> [Written task] Repeat the records in full and exactly, omitting pictures.
++++ Data supplied ++++
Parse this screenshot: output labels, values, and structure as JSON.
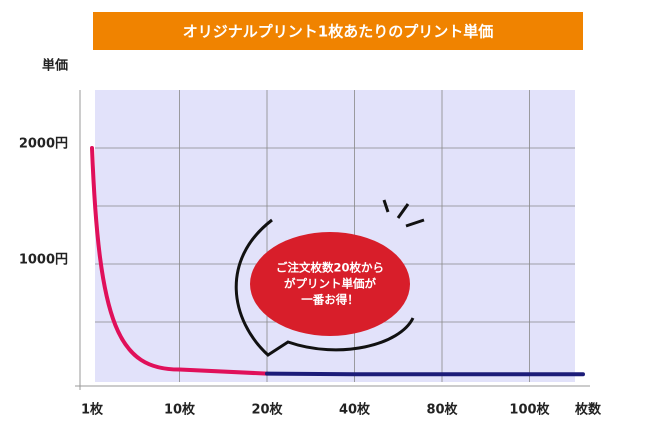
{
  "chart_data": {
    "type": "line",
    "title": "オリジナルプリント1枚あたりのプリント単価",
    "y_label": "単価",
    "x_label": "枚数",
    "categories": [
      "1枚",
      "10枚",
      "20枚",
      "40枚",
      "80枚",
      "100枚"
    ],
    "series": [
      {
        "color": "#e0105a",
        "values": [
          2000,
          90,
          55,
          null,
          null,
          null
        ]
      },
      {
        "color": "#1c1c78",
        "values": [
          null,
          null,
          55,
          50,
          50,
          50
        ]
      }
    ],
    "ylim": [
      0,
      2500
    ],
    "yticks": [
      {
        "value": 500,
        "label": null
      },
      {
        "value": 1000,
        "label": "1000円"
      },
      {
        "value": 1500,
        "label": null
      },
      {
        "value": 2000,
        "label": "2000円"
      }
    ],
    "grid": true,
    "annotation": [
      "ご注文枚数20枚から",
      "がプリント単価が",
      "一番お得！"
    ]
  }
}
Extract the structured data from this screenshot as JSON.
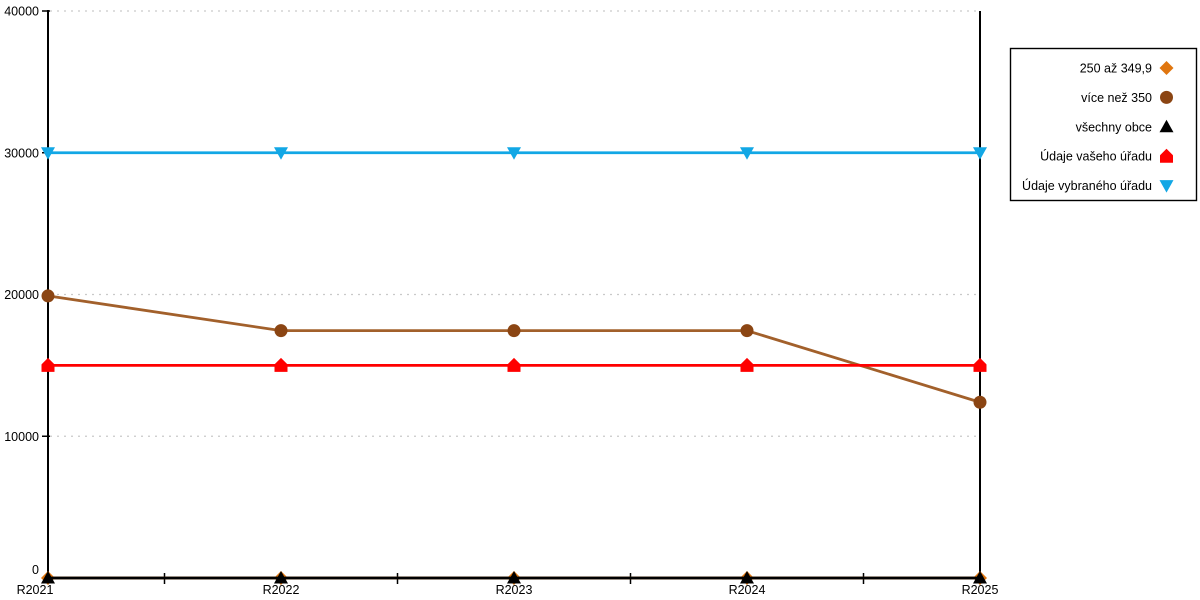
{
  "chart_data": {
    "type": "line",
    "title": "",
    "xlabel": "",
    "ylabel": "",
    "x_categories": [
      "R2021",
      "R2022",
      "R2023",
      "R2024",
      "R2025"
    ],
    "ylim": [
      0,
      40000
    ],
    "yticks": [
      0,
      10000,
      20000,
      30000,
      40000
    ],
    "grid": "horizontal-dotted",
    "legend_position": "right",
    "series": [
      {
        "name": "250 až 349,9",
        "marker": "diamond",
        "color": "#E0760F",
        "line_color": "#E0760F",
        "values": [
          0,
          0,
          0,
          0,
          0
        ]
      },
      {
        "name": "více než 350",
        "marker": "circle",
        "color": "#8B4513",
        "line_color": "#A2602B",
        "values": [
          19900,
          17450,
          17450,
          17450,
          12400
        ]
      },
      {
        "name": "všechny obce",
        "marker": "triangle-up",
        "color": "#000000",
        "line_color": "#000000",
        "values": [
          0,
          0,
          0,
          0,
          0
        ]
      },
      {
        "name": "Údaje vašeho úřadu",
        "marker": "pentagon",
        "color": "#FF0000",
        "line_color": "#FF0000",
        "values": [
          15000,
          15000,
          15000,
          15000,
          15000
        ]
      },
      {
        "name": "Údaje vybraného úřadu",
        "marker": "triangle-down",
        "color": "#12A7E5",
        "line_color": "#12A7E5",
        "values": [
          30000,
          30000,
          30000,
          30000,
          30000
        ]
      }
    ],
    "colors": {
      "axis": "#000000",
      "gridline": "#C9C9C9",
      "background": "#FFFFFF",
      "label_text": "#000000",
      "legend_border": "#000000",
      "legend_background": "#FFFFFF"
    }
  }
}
++++
> [Response to this exercise]
Parse this screenshot: output labels, values, and structure as JSON.
{
  "chart_data": {
    "type": "line",
    "title": "オリジナルプリント1枚あたりのプリント単価",
    "y_label": "単価",
    "x_label": "枚数",
    "categories": [
      "1枚",
      "10枚",
      "20枚",
      "40枚",
      "80枚",
      "100枚"
    ],
    "series": [
      {
        "color": "#e0105a",
        "values": [
          2000,
          90,
          55,
          null,
          null,
          null
        ]
      },
      {
        "color": "#1c1c78",
        "values": [
          null,
          null,
          55,
          50,
          50,
          50
        ]
      }
    ],
    "ylim": [
      0,
      2500
    ],
    "yticks": [
      {
        "value": 500,
        "label": null
      },
      {
        "value": 1000,
        "label": "1000円"
      },
      {
        "value": 1500,
        "label": null
      },
      {
        "value": 2000,
        "label": "2000円"
      }
    ],
    "grid": true,
    "annotation": [
      "ご注文枚数20枚から",
      "がプリント単価が",
      "一番お得！"
    ]
  }
}
Extract the structured data from this screenshot as JSON.
{
  "chart_data": {
    "type": "line",
    "title": "",
    "xlabel": "",
    "ylabel": "",
    "x_categories": [
      "R2021",
      "R2022",
      "R2023",
      "R2024",
      "R2025"
    ],
    "ylim": [
      0,
      40000
    ],
    "yticks": [
      0,
      10000,
      20000,
      30000,
      40000
    ],
    "grid": "horizontal-dotted",
    "legend_position": "right",
    "series": [
      {
        "name": "250 až 349,9",
        "marker": "diamond",
        "color": "#E0760F",
        "line_color": "#E0760F",
        "values": [
          0,
          0,
          0,
          0,
          0
        ]
      },
      {
        "name": "více než 350",
        "marker": "circle",
        "color": "#8B4513",
        "line_color": "#A2602B",
        "values": [
          19900,
          17450,
          17450,
          17450,
          12400
        ]
      },
      {
        "name": "všechny obce",
        "marker": "triangle-up",
        "color": "#000000",
        "line_color": "#000000",
        "values": [
          0,
          0,
          0,
          0,
          0
        ]
      },
      {
        "name": "Údaje vašeho úřadu",
        "marker": "pentagon",
        "color": "#FF0000",
        "line_color": "#FF0000",
        "values": [
          15000,
          15000,
          15000,
          15000,
          15000
        ]
      },
      {
        "name": "Údaje vybraného úřadu",
        "marker": "triangle-down",
        "color": "#12A7E5",
        "line_color": "#12A7E5",
        "values": [
          30000,
          30000,
          30000,
          30000,
          30000
        ]
      }
    ],
    "colors": {
      "axis": "#000000",
      "gridline": "#C9C9C9",
      "background": "#FFFFFF",
      "label_text": "#000000",
      "legend_border": "#000000",
      "legend_background": "#FFFFFF"
    }
  }
}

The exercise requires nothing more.